Exercise objective: Copy out all the lines exactly. Omit pictures.

Working data:
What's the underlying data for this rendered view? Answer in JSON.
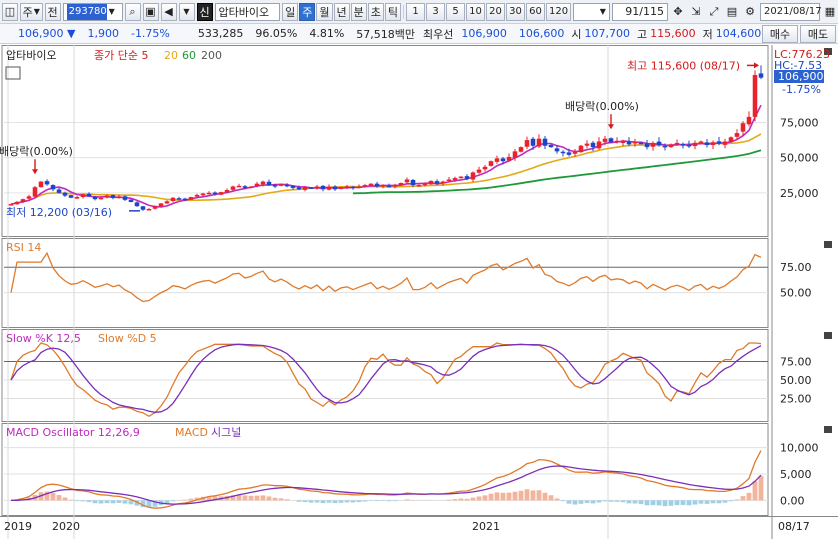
{
  "toolbar": {
    "market": "주",
    "prefix": "전",
    "code": "293780",
    "stock_badge": "신",
    "stock_name": "압타바이오",
    "periods": [
      "일",
      "주",
      "월",
      "년",
      "분",
      "초",
      "틱"
    ],
    "selected_period": "주",
    "intervals": [
      "1",
      "3",
      "5",
      "10",
      "20",
      "30",
      "60",
      "120"
    ],
    "page": "91",
    "page_total": "/115",
    "date": "2021/08/17"
  },
  "quote": {
    "price": "106,900",
    "change": "1,900",
    "change_pct": "-1.75%",
    "volume": "533,285",
    "vol_ratio": "96.05%",
    "turnover": "4.81%",
    "amount": "57,518백만",
    "best_ask_label": "최우선",
    "best_ask": "106,900",
    "best_bid": "106,600",
    "open_label": "시",
    "open": "107,700",
    "high_label": "고",
    "high": "115,600",
    "low_label": "저",
    "low": "104,600",
    "btn_sell": "매수",
    "btn_buy": "매도"
  },
  "colors": {
    "up": "#e8232c",
    "down": "#1d45c9",
    "ma5": "#c229c2",
    "ma20": "#e3a917",
    "ma60": "#1f9a3a",
    "rsi": "#e07a2a",
    "stoch_k": "#e07a2a",
    "stoch_d": "#7a2fb8",
    "macd": "#e07a2a",
    "signal": "#7a2fb8",
    "osc_pos": "#f2b49a",
    "osc_neg": "#9dd0e8"
  },
  "chart_data": [
    {
      "type": "candlestick",
      "title": "압타바이오",
      "legend": [
        "종가 단순 5",
        "20",
        "60",
        "200"
      ],
      "price_axis": [
        "75,000",
        "50,000",
        "25,000"
      ],
      "current_price_tag": "106,900",
      "current_change_tag": "-1.75%",
      "lc_label": "LC:776.23",
      "hc_label": "HC:-7.53",
      "high_annotation": "최고 115,600 (08/17)",
      "low_annotation": "최저 12,200 (03/16)",
      "dividend_annotations": [
        "배당락(0.00%)",
        "배당락(0.00%)"
      ],
      "x_labels": [
        "2019",
        "2020",
        "2021",
        "08/17"
      ],
      "ylim": [
        0,
        123000
      ],
      "close": [
        17000,
        18500,
        20500,
        22500,
        29000,
        33000,
        31000,
        27500,
        25000,
        23000,
        21500,
        22000,
        24000,
        22500,
        20500,
        21500,
        23000,
        21500,
        22500,
        20000,
        18500,
        15500,
        13000,
        13500,
        15500,
        17500,
        19000,
        21500,
        21000,
        20000,
        22000,
        23500,
        24500,
        25000,
        24000,
        25500,
        27000,
        29500,
        30000,
        28500,
        29500,
        31500,
        33000,
        30500,
        29500,
        31000,
        30000,
        28500,
        27500,
        29000,
        28000,
        29500,
        27500,
        29500,
        27500,
        29000,
        29500,
        28500,
        29500,
        30500,
        31500,
        29500,
        30500,
        29500,
        30500,
        32000,
        34500,
        30500,
        30500,
        31500,
        33500,
        31500,
        33000,
        34500,
        35500,
        36500,
        35000,
        39500,
        41500,
        43500,
        47500,
        49500,
        47500,
        50500,
        54500,
        57500,
        62500,
        58500,
        63500,
        58500,
        57500,
        54500,
        53500,
        52000,
        54500,
        58500,
        60000,
        57500,
        61500,
        63500,
        61000,
        62000,
        61500,
        59500,
        61500,
        60500,
        57500,
        60500,
        59000,
        57500,
        59500,
        60500,
        59500,
        58000,
        60500,
        61500,
        59000,
        61000,
        60000,
        61500,
        64500,
        67500,
        74500,
        79000,
        108800,
        106900
      ],
      "high_annotation_value": 115600,
      "low_annotation_value": 12200
    },
    {
      "type": "line",
      "title": "RSI 14",
      "series": [
        {
          "name": "RSI 14"
        }
      ],
      "levels": [
        "75.00",
        "50.00"
      ],
      "ylim": [
        20,
        90
      ]
    },
    {
      "type": "line",
      "title": "Slow %K 12,5",
      "series": [
        {
          "name": "Slow %K 12,5"
        },
        {
          "name": "Slow %D 5"
        }
      ],
      "levels": [
        "75.00",
        "50.00",
        "25.00"
      ],
      "ylim": [
        0,
        100
      ]
    },
    {
      "type": "line",
      "title": "MACD Oscillator 12,26,9",
      "series": [
        {
          "name": "MACD Oscillator 12,26,9"
        },
        {
          "name": "MACD"
        },
        {
          "name": "시그널"
        }
      ],
      "levels": [
        "10,000",
        "5,000",
        "0.00"
      ],
      "ylim": [
        -2000,
        12000
      ]
    }
  ]
}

Reply:
What's the underlying data for this rendered view? Answer in JSON.
{
  "toolbar": {
    "market": "주",
    "prefix": "전",
    "code": "293780",
    "stock_badge": "신",
    "stock_name": "압타바이오",
    "periods": [
      "일",
      "주",
      "월",
      "년",
      "분",
      "초",
      "틱"
    ],
    "selected_period": "주",
    "intervals": [
      "1",
      "3",
      "5",
      "10",
      "20",
      "30",
      "60",
      "120"
    ],
    "page": "91",
    "page_total": "/115",
    "date": "2021/08/17"
  },
  "quote": {
    "price": "106,900",
    "change": "1,900",
    "change_pct": "-1.75%",
    "volume": "533,285",
    "vol_ratio": "96.05%",
    "turnover": "4.81%",
    "amount": "57,518백만",
    "best_ask_label": "최우선",
    "best_ask": "106,900",
    "best_bid": "106,600",
    "open_label": "시",
    "open": "107,700",
    "high_label": "고",
    "high": "115,600",
    "low_label": "저",
    "low": "104,600",
    "btn_sell": "매수",
    "btn_buy": "매도"
  },
  "colors": {
    "up": "#e8232c",
    "down": "#1d45c9",
    "ma5": "#c229c2",
    "ma20": "#e3a917",
    "ma60": "#1f9a3a",
    "rsi": "#e07a2a",
    "stoch_k": "#e07a2a",
    "stoch_d": "#7a2fb8",
    "macd": "#e07a2a",
    "signal": "#7a2fb8",
    "osc_pos": "#f2b49a",
    "osc_neg": "#9dd0e8"
  },
  "chart_data": [
    {
      "type": "candlestick",
      "title": "압타바이오",
      "legend": [
        "종가 단순 5",
        "20",
        "60",
        "200"
      ],
      "price_axis": [
        "75,000",
        "50,000",
        "25,000"
      ],
      "current_price_tag": "106,900",
      "current_change_tag": "-1.75%",
      "lc_label": "LC:776.23",
      "hc_label": "HC:-7.53",
      "high_annotation": "최고 115,600 (08/17)",
      "low_annotation": "최저 12,200 (03/16)",
      "dividend_annotations": [
        "배당락(0.00%)",
        "배당락(0.00%)"
      ],
      "x_labels": [
        "2019",
        "2020",
        "2021",
        "08/17"
      ],
      "ylim": [
        0,
        123000
      ],
      "close": [
        17000,
        18500,
        20500,
        22500,
        29000,
        33000,
        31000,
        27500,
        25000,
        23000,
        21500,
        22000,
        24000,
        22500,
        20500,
        21500,
        23000,
        21500,
        22500,
        20000,
        18500,
        15500,
        13000,
        13500,
        15500,
        17500,
        19000,
        21500,
        21000,
        20000,
        22000,
        23500,
        24500,
        25000,
        24000,
        25500,
        27000,
        29500,
        30000,
        28500,
        29500,
        31500,
        33000,
        30500,
        29500,
        31000,
        30000,
        28500,
        27500,
        29000,
        28000,
        29500,
        27500,
        29500,
        27500,
        29000,
        29500,
        28500,
        29500,
        30500,
        31500,
        29500,
        30500,
        29500,
        30500,
        32000,
        34500,
        30500,
        30500,
        31500,
        33500,
        31500,
        33000,
        34500,
        35500,
        36500,
        35000,
        39500,
        41500,
        43500,
        47500,
        49500,
        47500,
        50500,
        54500,
        57500,
        62500,
        58500,
        63500,
        58500,
        57500,
        54500,
        53500,
        52000,
        54500,
        58500,
        60000,
        57500,
        61500,
        63500,
        61000,
        62000,
        61500,
        59500,
        61500,
        60500,
        57500,
        60500,
        59000,
        57500,
        59500,
        60500,
        59500,
        58000,
        60500,
        61500,
        59000,
        61000,
        60000,
        61500,
        64500,
        67500,
        74500,
        79000,
        108800,
        106900
      ],
      "high_annotation_value": 115600,
      "low_annotation_value": 12200
    },
    {
      "type": "line",
      "title": "RSI 14",
      "series": [
        {
          "name": "RSI 14"
        }
      ],
      "levels": [
        "75.00",
        "50.00"
      ],
      "ylim": [
        20,
        90
      ]
    },
    {
      "type": "line",
      "title": "Slow %K 12,5",
      "series": [
        {
          "name": "Slow %K 12,5"
        },
        {
          "name": "Slow %D 5"
        }
      ],
      "levels": [
        "75.00",
        "50.00",
        "25.00"
      ],
      "ylim": [
        0,
        100
      ]
    },
    {
      "type": "line",
      "title": "MACD Oscillator 12,26,9",
      "series": [
        {
          "name": "MACD Oscillator 12,26,9"
        },
        {
          "name": "MACD"
        },
        {
          "name": "시그널"
        }
      ],
      "levels": [
        "10,000",
        "5,000",
        "0.00"
      ],
      "ylim": [
        -2000,
        12000
      ]
    }
  ]
}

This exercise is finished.